EXERCISE GOAL » Quote all of the entries word for word.

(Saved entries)
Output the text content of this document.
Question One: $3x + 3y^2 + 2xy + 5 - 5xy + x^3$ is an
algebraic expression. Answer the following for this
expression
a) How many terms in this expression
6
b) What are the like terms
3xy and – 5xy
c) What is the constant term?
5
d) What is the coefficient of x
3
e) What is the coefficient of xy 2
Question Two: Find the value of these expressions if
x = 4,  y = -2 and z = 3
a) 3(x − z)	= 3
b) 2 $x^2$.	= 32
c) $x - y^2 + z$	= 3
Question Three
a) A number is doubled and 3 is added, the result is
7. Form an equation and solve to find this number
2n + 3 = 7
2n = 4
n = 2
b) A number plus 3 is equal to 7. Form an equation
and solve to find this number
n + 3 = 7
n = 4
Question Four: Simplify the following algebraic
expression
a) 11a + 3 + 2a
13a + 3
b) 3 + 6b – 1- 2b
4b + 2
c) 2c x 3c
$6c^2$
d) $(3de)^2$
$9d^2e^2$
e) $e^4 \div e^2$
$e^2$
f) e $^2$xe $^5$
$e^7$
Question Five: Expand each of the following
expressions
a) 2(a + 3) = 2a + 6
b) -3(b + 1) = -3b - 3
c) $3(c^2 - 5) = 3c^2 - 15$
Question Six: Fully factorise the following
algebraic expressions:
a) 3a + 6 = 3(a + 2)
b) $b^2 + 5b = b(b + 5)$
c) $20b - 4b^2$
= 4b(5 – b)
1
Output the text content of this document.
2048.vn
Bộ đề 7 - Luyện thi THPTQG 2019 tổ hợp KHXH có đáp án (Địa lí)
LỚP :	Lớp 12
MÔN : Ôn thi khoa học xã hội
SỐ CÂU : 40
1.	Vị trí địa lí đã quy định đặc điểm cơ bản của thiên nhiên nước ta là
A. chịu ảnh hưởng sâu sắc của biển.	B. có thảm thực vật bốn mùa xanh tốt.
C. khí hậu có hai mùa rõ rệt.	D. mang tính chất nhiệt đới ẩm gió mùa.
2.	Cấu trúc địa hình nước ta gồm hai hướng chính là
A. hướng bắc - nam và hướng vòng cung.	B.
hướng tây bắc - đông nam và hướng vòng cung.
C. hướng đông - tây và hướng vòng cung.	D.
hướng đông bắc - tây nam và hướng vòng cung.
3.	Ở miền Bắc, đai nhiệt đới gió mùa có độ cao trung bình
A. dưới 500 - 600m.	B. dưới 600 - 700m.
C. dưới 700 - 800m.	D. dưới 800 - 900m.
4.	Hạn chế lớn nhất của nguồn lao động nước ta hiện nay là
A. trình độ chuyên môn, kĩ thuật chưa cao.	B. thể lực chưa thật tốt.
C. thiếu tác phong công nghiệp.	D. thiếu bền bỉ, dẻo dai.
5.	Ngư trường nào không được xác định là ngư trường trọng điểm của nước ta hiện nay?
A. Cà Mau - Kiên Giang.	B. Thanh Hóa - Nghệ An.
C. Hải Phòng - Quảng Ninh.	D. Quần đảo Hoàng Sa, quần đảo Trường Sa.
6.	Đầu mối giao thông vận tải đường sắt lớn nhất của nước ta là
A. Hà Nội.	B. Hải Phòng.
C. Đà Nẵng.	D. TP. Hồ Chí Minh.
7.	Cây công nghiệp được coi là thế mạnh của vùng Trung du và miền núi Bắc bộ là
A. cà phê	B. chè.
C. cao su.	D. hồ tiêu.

RESULT BELOW »
Output the text content of this document.
Question One: $3x + 3y^2 + 2xy + 5 - 5xy + x^3$ is an
algebraic expression. Answer the following for this
expression
a) How many terms in this expression
6
b) What are the like terms
3xy and – 5xy
c) What is the constant term?
5
d) What is the coefficient of x
3
e) What is the coefficient of xy 2
Question Two: Find the value of these expressions if
x = 4,  y = -2 and z = 3
a) 3(x − z)	= 3
b) 2 $x^2$.	= 32
c) $x - y^2 + z$	= 3
Question Three
a) A number is doubled and 3 is added, the result is
7. Form an equation and solve to find this number
2n + 3 = 7
2n = 4
n = 2
b) A number plus 3 is equal to 7. Form an equation
and solve to find this number
n + 3 = 7
n = 4
Question Four: Simplify the following algebraic
expression
a) 11a + 3 + 2a
13a + 3
b) 3 + 6b – 1- 2b
4b + 2
c) 2c x 3c
$6c^2$
d) $(3de)^2$
$9d^2e^2$
e) $e^4 \div e^2$
$e^2$
f) e $^2$xe $^5$
$e^7$
Question Five: Expand each of the following
expressions
a) 2(a + 3) = 2a + 6
b) -3(b + 1) = -3b - 3
c) $3(c^2 - 5) = 3c^2 - 15$
Question Six: Fully factorise the following
algebraic expressions:
a) 3a + 6 = 3(a + 2)
b) $b^2 + 5b = b(b + 5)$
c) $20b - 4b^2$
= 4b(5 – b)
1
Output the text content of this document.
2048.vn
Bộ đề 7 - Luyện thi THPTQG 2019 tổ hợp KHXH có đáp án (Địa lí)
LỚP :	Lớp 12
MÔN : Ôn thi khoa học xã hội
SỐ CÂU : 40
1.	Vị trí địa lí đã quy định đặc điểm cơ bản của thiên nhiên nước ta là
A. chịu ảnh hưởng sâu sắc của biển.	B. có thảm thực vật bốn mùa xanh tốt.
C. khí hậu có hai mùa rõ rệt.	D. mang tính chất nhiệt đới ẩm gió mùa.
2.	Cấu trúc địa hình nước ta gồm hai hướng chính là
A. hướng bắc - nam và hướng vòng cung.	B.
hướng tây bắc - đông nam và hướng vòng cung.
C. hướng đông - tây và hướng vòng cung.	D.
hướng đông bắc - tây nam và hướng vòng cung.
3.	Ở miền Bắc, đai nhiệt đới gió mùa có độ cao trung bình
A. dưới 500 - 600m.	B. dưới 600 - 700m.
C. dưới 700 - 800m.	D. dưới 800 - 900m.
4.	Hạn chế lớn nhất của nguồn lao động nước ta hiện nay là
A. trình độ chuyên môn, kĩ thuật chưa cao.	B. thể lực chưa thật tốt.
C. thiếu tác phong công nghiệp.	D. thiếu bền bỉ, dẻo dai.
5.	Ngư trường nào không được xác định là ngư trường trọng điểm của nước ta hiện nay?
A. Cà Mau - Kiên Giang.	B. Thanh Hóa - Nghệ An.
C. Hải Phòng - Quảng Ninh.	D. Quần đảo Hoàng Sa, quần đảo Trường Sa.
6.	Đầu mối giao thông vận tải đường sắt lớn nhất của nước ta là
A. Hà Nội.	B. Hải Phòng.
C. Đà Nẵng.	D. TP. Hồ Chí Minh.
7.	Cây công nghiệp được coi là thế mạnh của vùng Trung du và miền núi Bắc bộ là
A. cà phê	B. chè.
C. cao su.	D. hồ tiêu.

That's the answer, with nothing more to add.